[Start Material for the task]
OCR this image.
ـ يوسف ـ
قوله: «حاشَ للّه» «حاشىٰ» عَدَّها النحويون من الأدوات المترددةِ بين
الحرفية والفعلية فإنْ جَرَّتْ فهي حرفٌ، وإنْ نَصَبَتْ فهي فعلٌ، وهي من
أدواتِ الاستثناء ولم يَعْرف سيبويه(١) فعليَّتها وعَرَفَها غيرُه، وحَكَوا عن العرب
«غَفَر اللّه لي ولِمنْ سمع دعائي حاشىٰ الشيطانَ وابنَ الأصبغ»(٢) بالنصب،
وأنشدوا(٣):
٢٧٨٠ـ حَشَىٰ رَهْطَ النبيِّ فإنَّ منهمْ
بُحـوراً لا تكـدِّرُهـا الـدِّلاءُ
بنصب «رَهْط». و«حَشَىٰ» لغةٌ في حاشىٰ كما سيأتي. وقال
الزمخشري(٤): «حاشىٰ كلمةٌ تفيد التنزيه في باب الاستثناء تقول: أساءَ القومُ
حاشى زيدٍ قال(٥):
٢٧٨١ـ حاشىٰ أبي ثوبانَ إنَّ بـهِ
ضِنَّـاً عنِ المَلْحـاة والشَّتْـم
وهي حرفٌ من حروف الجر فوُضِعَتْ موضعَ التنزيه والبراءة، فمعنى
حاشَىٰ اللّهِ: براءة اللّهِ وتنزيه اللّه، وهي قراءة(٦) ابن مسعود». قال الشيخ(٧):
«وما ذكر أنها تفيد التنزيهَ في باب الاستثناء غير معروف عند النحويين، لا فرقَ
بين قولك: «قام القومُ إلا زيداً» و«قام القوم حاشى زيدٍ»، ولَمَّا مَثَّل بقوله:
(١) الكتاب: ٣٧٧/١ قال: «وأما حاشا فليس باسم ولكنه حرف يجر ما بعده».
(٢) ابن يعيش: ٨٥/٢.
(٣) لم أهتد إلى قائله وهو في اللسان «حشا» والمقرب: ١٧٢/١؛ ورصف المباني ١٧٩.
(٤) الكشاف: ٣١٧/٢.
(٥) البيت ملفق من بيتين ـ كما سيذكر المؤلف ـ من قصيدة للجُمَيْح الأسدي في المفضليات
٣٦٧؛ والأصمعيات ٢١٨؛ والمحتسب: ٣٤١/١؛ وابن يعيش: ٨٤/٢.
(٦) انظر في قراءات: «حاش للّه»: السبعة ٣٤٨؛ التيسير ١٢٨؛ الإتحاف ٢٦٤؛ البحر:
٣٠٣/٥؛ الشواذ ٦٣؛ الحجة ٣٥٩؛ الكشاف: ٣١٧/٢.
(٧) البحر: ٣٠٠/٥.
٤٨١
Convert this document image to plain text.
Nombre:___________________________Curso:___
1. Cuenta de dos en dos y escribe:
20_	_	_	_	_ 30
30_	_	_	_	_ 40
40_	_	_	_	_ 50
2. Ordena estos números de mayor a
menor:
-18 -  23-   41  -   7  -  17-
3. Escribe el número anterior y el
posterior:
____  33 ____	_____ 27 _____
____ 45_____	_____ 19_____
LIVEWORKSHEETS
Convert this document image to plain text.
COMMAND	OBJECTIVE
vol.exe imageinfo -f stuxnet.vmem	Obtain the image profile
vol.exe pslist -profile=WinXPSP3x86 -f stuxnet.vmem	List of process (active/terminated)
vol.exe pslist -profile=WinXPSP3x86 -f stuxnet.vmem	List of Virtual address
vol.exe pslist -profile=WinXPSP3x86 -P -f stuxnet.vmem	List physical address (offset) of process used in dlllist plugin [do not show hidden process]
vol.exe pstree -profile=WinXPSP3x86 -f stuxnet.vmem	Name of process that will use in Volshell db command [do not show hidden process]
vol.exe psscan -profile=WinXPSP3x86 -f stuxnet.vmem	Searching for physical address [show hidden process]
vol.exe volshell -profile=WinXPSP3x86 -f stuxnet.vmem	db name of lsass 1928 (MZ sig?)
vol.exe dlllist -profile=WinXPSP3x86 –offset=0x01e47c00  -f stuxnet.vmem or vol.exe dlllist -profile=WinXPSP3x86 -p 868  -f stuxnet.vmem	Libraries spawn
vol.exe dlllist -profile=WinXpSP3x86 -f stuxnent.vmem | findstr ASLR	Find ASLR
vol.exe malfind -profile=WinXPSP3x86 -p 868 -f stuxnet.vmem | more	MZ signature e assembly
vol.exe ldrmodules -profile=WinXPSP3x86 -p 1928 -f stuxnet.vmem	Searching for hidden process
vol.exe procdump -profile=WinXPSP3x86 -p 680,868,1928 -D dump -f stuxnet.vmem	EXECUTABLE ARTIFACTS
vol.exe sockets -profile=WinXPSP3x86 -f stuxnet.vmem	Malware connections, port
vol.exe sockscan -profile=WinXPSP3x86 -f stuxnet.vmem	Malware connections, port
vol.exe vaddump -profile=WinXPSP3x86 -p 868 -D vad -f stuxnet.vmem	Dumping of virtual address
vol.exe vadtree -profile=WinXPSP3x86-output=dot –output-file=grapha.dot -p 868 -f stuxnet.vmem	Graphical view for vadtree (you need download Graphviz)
[End Material for the task]
● Work required:
Give back all the records exactly as they stand.

● Solution for this task:
OCR this image.
ـ يوسف ـ
قوله: «حاشَ للّه» «حاشىٰ» عَدَّها النحويون من الأدوات المترددةِ بين
الحرفية والفعلية فإنْ جَرَّتْ فهي حرفٌ، وإنْ نَصَبَتْ فهي فعلٌ، وهي من
أدواتِ الاستثناء ولم يَعْرف سيبويه(١) فعليَّتها وعَرَفَها غيرُه، وحَكَوا عن العرب
«غَفَر اللّه لي ولِمنْ سمع دعائي حاشىٰ الشيطانَ وابنَ الأصبغ»(٢) بالنصب،
وأنشدوا(٣):
٢٧٨٠ـ حَشَىٰ رَهْطَ النبيِّ فإنَّ منهمْ
بُحـوراً لا تكـدِّرُهـا الـدِّلاءُ
بنصب «رَهْط». و«حَشَىٰ» لغةٌ في حاشىٰ كما سيأتي. وقال
الزمخشري(٤): «حاشىٰ كلمةٌ تفيد التنزيه في باب الاستثناء تقول: أساءَ القومُ
حاشى زيدٍ قال(٥):
٢٧٨١ـ حاشىٰ أبي ثوبانَ إنَّ بـهِ
ضِنَّـاً عنِ المَلْحـاة والشَّتْـم
وهي حرفٌ من حروف الجر فوُضِعَتْ موضعَ التنزيه والبراءة، فمعنى
حاشَىٰ اللّهِ: براءة اللّهِ وتنزيه اللّه، وهي قراءة(٦) ابن مسعود». قال الشيخ(٧):
«وما ذكر أنها تفيد التنزيهَ في باب الاستثناء غير معروف عند النحويين، لا فرقَ
بين قولك: «قام القومُ إلا زيداً» و«قام القوم حاشى زيدٍ»، ولَمَّا مَثَّل بقوله:
(١) الكتاب: ٣٧٧/١ قال: «وأما حاشا فليس باسم ولكنه حرف يجر ما بعده».
(٢) ابن يعيش: ٨٥/٢.
(٣) لم أهتد إلى قائله وهو في اللسان «حشا» والمقرب: ١٧٢/١؛ ورصف المباني ١٧٩.
(٤) الكشاف: ٣١٧/٢.
(٥) البيت ملفق من بيتين ـ كما سيذكر المؤلف ـ من قصيدة للجُمَيْح الأسدي في المفضليات
٣٦٧؛ والأصمعيات ٢١٨؛ والمحتسب: ٣٤١/١؛ وابن يعيش: ٨٤/٢.
(٦) انظر في قراءات: «حاش للّه»: السبعة ٣٤٨؛ التيسير ١٢٨؛ الإتحاف ٢٦٤؛ البحر:
٣٠٣/٥؛ الشواذ ٦٣؛ الحجة ٣٥٩؛ الكشاف: ٣١٧/٢.
(٧) البحر: ٣٠٠/٥.
٤٨١
Convert this document image to plain text.
Nombre:___________________________Curso:___
1. Cuenta de dos en dos y escribe:
20_	_	_	_	_ 30
30_	_	_	_	_ 40
40_	_	_	_	_ 50
2. Ordena estos números de mayor a
menor:
-18 -  23-   41  -   7  -  17-
3. Escribe el número anterior y el
posterior:
____  33 ____	_____ 27 _____
____ 45_____	_____ 19_____
LIVEWORKSHEETS
Convert this document image to plain text.
COMMAND	OBJECTIVE
vol.exe imageinfo -f stuxnet.vmem	Obtain the image profile
vol.exe pslist -profile=WinXPSP3x86 -f stuxnet.vmem	List of process (active/terminated)
vol.exe pslist -profile=WinXPSP3x86 -f stuxnet.vmem	List of Virtual address
vol.exe pslist -profile=WinXPSP3x86 -P -f stuxnet.vmem	List physical address (offset) of process used in dlllist plugin [do not show hidden process]
vol.exe pstree -profile=WinXPSP3x86 -f stuxnet.vmem	Name of process that will use in Volshell db command [do not show hidden process]
vol.exe psscan -profile=WinXPSP3x86 -f stuxnet.vmem	Searching for physical address [show hidden process]
vol.exe volshell -profile=WinXPSP3x86 -f stuxnet.vmem	db name of lsass 1928 (MZ sig?)
vol.exe dlllist -profile=WinXPSP3x86 –offset=0x01e47c00  -f stuxnet.vmem or vol.exe dlllist -profile=WinXPSP3x86 -p 868  -f stuxnet.vmem	Libraries spawn
vol.exe dlllist -profile=WinXpSP3x86 -f stuxnent.vmem | findstr ASLR	Find ASLR
vol.exe malfind -profile=WinXPSP3x86 -p 868 -f stuxnet.vmem | more	MZ signature e assembly
vol.exe ldrmodules -profile=WinXPSP3x86 -p 1928 -f stuxnet.vmem	Searching for hidden process
vol.exe procdump -profile=WinXPSP3x86 -p 680,868,1928 -D dump -f stuxnet.vmem	EXECUTABLE ARTIFACTS
vol.exe sockets -profile=WinXPSP3x86 -f stuxnet.vmem	Malware connections, port
vol.exe sockscan -profile=WinXPSP3x86 -f stuxnet.vmem	Malware connections, port
vol.exe vaddump -profile=WinXPSP3x86 -p 868 -D vad -f stuxnet.vmem	Dumping of virtual address
vol.exe vadtree -profile=WinXPSP3x86-output=dot –output-file=grapha.dot -p 868 -f stuxnet.vmem	Graphical view for vadtree (you need download Graphviz)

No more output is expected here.